## begin Material for the task
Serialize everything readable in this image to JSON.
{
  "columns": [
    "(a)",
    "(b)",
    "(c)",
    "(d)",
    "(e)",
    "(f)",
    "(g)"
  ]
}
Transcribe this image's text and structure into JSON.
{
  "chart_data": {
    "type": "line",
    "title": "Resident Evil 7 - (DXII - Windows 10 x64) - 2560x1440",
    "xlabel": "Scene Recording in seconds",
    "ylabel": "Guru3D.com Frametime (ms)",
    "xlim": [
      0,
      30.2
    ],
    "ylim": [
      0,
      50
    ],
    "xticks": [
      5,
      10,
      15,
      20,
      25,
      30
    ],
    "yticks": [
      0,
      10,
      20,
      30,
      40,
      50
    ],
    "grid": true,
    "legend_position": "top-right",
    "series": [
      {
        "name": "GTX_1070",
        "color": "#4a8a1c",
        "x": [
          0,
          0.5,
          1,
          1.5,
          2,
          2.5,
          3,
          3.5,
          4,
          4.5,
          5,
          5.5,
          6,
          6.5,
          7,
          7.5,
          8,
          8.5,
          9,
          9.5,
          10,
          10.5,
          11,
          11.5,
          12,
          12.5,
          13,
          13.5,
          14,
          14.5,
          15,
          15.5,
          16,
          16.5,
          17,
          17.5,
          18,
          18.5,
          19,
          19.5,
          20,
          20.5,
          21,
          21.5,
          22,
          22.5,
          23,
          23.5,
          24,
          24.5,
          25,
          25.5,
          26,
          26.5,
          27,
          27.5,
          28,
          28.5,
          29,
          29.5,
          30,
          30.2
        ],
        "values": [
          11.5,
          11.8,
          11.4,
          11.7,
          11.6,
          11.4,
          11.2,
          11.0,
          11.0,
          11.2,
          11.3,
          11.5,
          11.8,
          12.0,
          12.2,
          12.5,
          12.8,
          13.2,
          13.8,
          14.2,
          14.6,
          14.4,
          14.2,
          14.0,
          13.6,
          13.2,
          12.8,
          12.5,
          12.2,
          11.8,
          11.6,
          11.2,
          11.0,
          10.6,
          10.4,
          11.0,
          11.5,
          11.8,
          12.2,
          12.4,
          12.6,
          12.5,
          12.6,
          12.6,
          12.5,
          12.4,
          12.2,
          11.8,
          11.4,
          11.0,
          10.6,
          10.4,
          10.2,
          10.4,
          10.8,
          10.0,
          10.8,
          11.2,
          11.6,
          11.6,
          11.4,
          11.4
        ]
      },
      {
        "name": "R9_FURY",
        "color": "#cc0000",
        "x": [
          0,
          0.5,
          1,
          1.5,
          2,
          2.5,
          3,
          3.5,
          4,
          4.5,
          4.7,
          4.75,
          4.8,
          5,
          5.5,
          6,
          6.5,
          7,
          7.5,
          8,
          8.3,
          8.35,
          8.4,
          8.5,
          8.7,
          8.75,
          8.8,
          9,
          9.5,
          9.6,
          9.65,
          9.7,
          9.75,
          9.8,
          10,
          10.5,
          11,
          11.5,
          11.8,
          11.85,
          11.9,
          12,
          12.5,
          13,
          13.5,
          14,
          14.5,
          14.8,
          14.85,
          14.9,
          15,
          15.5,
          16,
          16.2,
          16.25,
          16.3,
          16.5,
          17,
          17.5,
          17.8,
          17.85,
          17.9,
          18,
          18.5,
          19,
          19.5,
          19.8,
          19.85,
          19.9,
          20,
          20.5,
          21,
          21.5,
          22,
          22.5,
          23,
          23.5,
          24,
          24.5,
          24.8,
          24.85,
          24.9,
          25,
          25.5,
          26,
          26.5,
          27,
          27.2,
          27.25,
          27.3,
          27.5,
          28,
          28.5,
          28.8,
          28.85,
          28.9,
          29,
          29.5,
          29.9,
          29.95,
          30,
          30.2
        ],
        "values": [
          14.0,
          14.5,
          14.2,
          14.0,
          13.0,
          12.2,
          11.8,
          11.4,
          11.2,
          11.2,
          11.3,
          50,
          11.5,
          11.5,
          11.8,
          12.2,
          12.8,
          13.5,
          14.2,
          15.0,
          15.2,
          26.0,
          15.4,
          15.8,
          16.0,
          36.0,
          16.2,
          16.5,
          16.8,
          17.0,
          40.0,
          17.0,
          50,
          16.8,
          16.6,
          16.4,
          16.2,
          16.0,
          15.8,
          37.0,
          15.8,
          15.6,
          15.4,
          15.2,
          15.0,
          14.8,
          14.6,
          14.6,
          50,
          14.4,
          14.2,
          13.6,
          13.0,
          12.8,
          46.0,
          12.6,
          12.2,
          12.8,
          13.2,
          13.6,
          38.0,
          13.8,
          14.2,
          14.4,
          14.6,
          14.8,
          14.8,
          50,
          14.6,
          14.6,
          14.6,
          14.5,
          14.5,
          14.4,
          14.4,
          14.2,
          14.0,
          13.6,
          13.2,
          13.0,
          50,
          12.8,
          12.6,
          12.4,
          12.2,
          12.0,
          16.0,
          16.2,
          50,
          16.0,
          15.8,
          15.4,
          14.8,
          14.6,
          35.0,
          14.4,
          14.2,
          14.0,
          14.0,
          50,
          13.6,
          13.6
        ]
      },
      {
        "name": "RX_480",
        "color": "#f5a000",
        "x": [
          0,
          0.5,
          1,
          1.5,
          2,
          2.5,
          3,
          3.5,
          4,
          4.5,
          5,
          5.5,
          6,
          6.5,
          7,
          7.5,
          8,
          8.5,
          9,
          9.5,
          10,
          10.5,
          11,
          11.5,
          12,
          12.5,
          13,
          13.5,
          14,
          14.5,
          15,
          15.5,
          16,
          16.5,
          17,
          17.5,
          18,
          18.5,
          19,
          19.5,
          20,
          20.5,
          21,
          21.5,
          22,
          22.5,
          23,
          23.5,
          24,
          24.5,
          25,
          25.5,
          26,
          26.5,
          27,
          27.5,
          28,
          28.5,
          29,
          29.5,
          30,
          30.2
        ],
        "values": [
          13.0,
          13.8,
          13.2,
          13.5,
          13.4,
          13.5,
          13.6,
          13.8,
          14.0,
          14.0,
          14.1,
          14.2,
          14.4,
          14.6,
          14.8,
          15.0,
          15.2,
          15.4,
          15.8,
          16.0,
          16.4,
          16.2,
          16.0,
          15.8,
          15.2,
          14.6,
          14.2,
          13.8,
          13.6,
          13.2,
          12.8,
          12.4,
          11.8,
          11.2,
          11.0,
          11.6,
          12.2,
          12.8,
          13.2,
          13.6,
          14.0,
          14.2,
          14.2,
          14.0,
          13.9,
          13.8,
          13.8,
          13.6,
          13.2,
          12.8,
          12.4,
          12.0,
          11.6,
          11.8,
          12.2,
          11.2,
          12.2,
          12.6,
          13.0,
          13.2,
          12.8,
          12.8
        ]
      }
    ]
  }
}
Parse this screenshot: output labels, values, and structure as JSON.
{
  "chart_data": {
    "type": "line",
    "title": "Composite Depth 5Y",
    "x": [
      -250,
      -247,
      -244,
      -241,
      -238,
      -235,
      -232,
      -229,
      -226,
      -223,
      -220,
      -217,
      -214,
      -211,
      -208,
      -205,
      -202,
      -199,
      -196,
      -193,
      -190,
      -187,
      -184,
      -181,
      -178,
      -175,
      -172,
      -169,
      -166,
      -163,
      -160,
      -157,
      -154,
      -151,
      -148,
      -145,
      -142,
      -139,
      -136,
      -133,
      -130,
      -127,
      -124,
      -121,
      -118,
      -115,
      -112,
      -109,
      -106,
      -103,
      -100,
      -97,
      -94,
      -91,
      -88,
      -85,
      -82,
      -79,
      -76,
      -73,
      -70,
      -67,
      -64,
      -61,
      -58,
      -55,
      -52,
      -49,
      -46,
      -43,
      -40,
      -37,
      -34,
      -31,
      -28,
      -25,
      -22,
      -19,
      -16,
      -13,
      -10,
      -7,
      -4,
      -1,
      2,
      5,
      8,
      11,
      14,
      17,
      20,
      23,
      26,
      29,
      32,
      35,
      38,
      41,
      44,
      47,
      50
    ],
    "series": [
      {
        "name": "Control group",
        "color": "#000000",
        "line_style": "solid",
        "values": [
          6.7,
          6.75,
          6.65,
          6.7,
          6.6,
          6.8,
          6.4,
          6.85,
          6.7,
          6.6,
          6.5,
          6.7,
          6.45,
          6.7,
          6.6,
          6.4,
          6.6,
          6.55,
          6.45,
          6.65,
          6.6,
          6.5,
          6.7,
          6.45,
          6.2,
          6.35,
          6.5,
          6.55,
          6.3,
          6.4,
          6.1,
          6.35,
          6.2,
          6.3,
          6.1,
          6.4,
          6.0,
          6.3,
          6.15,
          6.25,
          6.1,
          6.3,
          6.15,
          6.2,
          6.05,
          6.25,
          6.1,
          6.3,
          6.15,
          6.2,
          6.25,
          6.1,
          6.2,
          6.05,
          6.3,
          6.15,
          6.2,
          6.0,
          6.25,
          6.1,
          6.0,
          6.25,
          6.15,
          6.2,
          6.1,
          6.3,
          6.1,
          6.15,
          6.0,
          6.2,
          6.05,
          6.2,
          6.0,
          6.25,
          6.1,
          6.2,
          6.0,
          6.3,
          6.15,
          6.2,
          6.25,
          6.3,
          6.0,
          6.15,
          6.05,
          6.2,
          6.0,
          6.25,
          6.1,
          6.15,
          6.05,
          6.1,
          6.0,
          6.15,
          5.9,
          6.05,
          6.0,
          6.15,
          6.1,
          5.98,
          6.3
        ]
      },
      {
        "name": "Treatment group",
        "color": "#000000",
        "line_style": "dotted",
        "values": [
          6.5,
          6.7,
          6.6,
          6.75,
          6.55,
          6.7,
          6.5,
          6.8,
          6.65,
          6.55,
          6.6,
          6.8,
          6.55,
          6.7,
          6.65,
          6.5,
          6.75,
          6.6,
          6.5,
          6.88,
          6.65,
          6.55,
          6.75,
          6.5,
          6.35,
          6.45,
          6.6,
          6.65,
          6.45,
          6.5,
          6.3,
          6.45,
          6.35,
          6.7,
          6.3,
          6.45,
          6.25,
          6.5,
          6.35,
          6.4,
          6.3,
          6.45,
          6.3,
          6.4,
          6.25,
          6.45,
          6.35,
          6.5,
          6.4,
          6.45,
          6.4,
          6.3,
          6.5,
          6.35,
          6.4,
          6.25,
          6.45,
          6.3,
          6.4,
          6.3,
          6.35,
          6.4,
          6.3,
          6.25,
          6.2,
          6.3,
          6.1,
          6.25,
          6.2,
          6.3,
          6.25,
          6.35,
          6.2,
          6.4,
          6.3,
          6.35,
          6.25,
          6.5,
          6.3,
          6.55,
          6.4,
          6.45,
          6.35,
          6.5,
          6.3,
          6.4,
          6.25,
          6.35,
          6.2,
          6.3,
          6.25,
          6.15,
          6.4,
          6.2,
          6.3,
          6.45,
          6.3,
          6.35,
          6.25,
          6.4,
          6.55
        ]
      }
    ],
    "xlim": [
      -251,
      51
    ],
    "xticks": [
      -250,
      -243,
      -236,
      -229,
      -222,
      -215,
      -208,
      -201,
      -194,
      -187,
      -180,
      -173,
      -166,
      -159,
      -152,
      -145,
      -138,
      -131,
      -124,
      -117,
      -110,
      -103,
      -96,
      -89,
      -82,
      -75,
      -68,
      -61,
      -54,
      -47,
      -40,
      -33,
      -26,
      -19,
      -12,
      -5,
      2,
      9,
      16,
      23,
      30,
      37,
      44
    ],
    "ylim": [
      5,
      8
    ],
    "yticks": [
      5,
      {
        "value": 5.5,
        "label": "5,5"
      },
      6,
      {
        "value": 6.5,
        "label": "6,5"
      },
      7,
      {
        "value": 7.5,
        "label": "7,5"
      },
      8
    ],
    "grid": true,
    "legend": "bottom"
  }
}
## end Material for the task
Exercise description:
Check every line of the entries above for the word "title" and report how many lines contain it, giving the number only.

Output for this exercise:
2